Print out each record below, unaltered and complete, without its images.

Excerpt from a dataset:
=======
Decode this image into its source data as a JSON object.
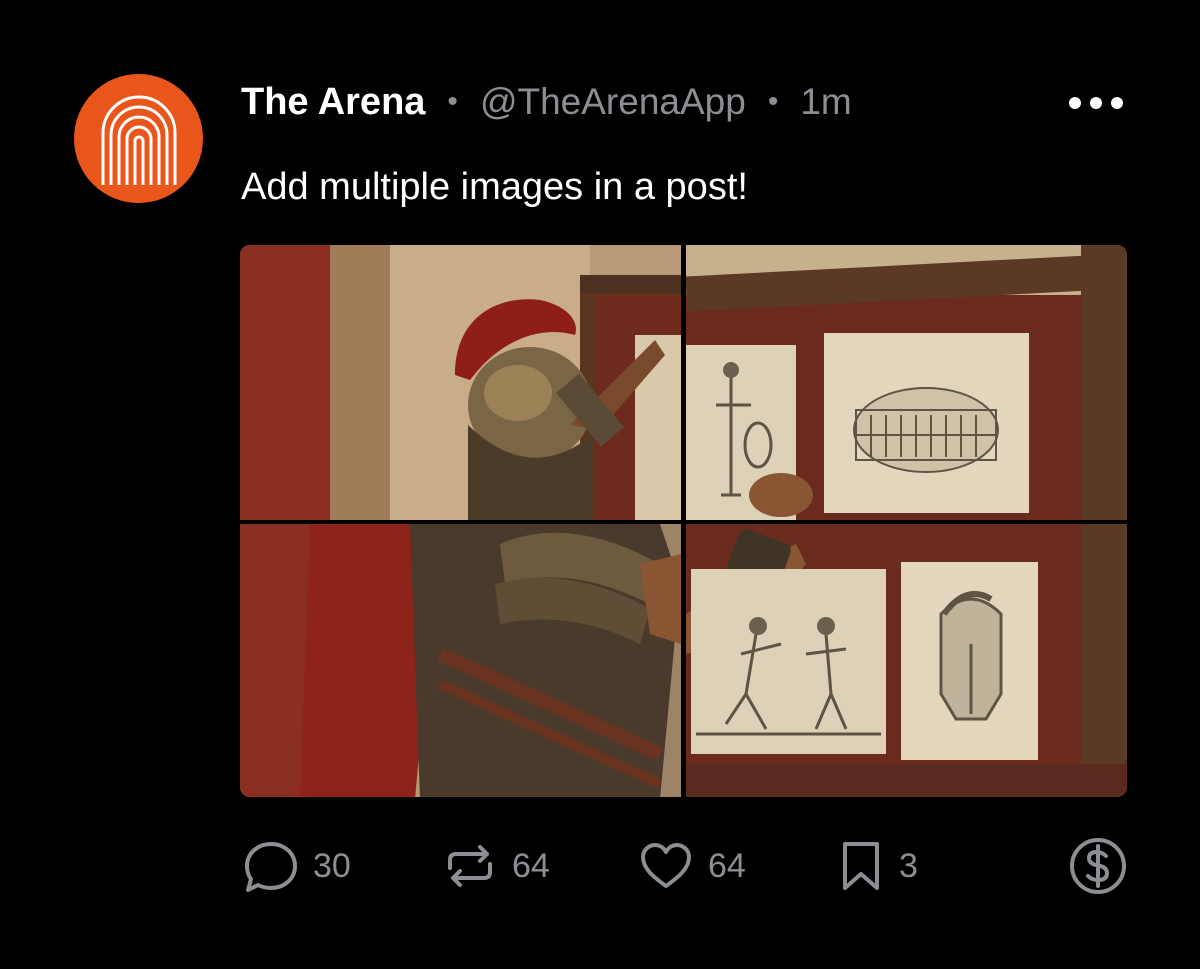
{
  "post": {
    "author_name": "The Arena",
    "separator": "•",
    "handle": "@TheArenaApp",
    "time": "1m",
    "text": "Add multiple images in a post!"
  },
  "actions": {
    "replies": "30",
    "reposts": "64",
    "likes": "64",
    "bookmarks": "3"
  },
  "icons": {
    "avatar": "arena-logo-icon",
    "more": "more-dots-icon",
    "reply": "reply-icon",
    "repost": "repost-icon",
    "like": "heart-icon",
    "bookmark": "bookmark-icon",
    "tip": "dollar-icon"
  },
  "colors": {
    "background": "#000000",
    "brand_orange": "#e8561b",
    "muted_text": "#8b8f94",
    "primary_text": "#ffffff"
  }
}
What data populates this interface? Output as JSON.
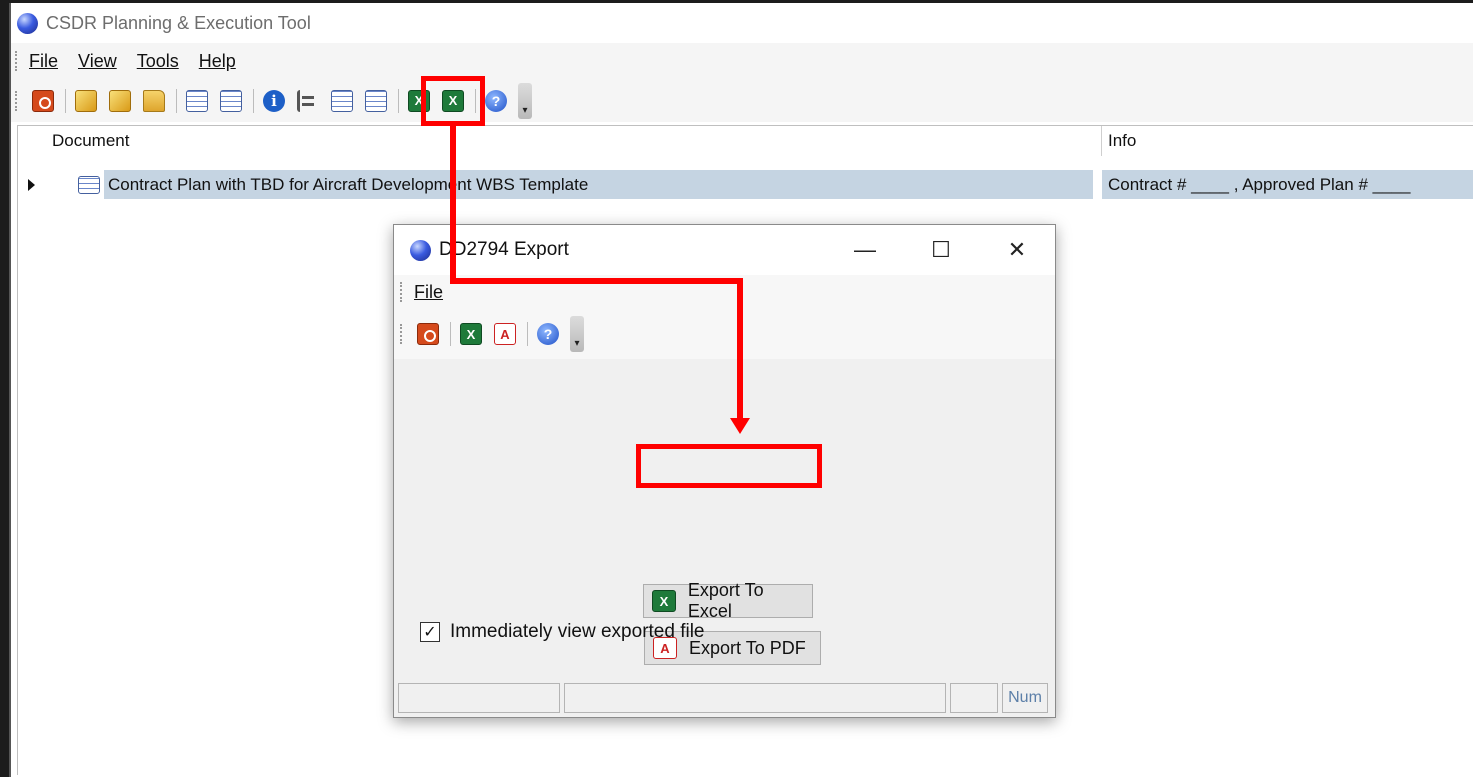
{
  "app": {
    "title": "CSDR Planning & Execution Tool",
    "menu": [
      {
        "label": "File"
      },
      {
        "label": "View"
      },
      {
        "label": "Tools"
      },
      {
        "label": "Help"
      }
    ],
    "toolbar_icons": [
      "stop-icon",
      "new-doc-icon",
      "edit-doc-icon",
      "open-folder-icon",
      "import-icon",
      "import-alt-icon",
      "info-icon",
      "tree-icon",
      "table-icon",
      "table-alt-icon",
      "export-excel-icon",
      "excel-icon",
      "help-icon"
    ]
  },
  "grid": {
    "headers": {
      "document": "Document",
      "info": "Info"
    },
    "row": {
      "document": "Contract Plan with TBD for Aircraft Development WBS Template",
      "info": "Contract # ____ , Approved Plan # ____"
    }
  },
  "dialog": {
    "title": "DD2794 Export",
    "controls": {
      "minimize": "—",
      "maximize": "☐",
      "close": "✕"
    },
    "menu": {
      "file": "File"
    },
    "export_excel": "Export To Excel",
    "export_pdf": "Export To PDF",
    "checkbox_label": "Immediately view exported file",
    "checkbox_checked": true,
    "status_num": "Num"
  },
  "colors": {
    "highlight": "#ff0000",
    "selected_row": "#c5d4e2"
  }
}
=======
Result of the task:
Decode this image into its source data as a JSON object.
{
  "post": {
    "author_name": "The Arena",
    "separator": "•",
    "handle": "@TheArenaApp",
    "time": "1m",
    "text": "Add multiple images in a post!"
  },
  "actions": {
    "replies": "30",
    "reposts": "64",
    "likes": "64",
    "bookmarks": "3"
  },
  "icons": {
    "avatar": "arena-logo-icon",
    "more": "more-dots-icon",
    "reply": "reply-icon",
    "repost": "repost-icon",
    "like": "heart-icon",
    "bookmark": "bookmark-icon",
    "tip": "dollar-icon"
  },
  "colors": {
    "background": "#000000",
    "brand_orange": "#e8561b",
    "muted_text": "#8b8f94",
    "primary_text": "#ffffff"
  }
}
What data populates this interface? Output as JSON.
{
  "app": {
    "title": "CSDR Planning & Execution Tool",
    "menu": [
      {
        "label": "File"
      },
      {
        "label": "View"
      },
      {
        "label": "Tools"
      },
      {
        "label": "Help"
      }
    ],
    "toolbar_icons": [
      "stop-icon",
      "new-doc-icon",
      "edit-doc-icon",
      "open-folder-icon",
      "import-icon",
      "import-alt-icon",
      "info-icon",
      "tree-icon",
      "table-icon",
      "table-alt-icon",
      "export-excel-icon",
      "excel-icon",
      "help-icon"
    ]
  },
  "grid": {
    "headers": {
      "document": "Document",
      "info": "Info"
    },
    "row": {
      "document": "Contract Plan with TBD for Aircraft Development WBS Template",
      "info": "Contract # ____ , Approved Plan # ____"
    }
  },
  "dialog": {
    "title": "DD2794 Export",
    "controls": {
      "minimize": "—",
      "maximize": "☐",
      "close": "✕"
    },
    "menu": {
      "file": "File"
    },
    "export_excel": "Export To Excel",
    "export_pdf": "Export To PDF",
    "checkbox_label": "Immediately view exported file",
    "checkbox_checked": true,
    "status_num": "Num"
  },
  "colors": {
    "highlight": "#ff0000",
    "selected_row": "#c5d4e2"
  }
}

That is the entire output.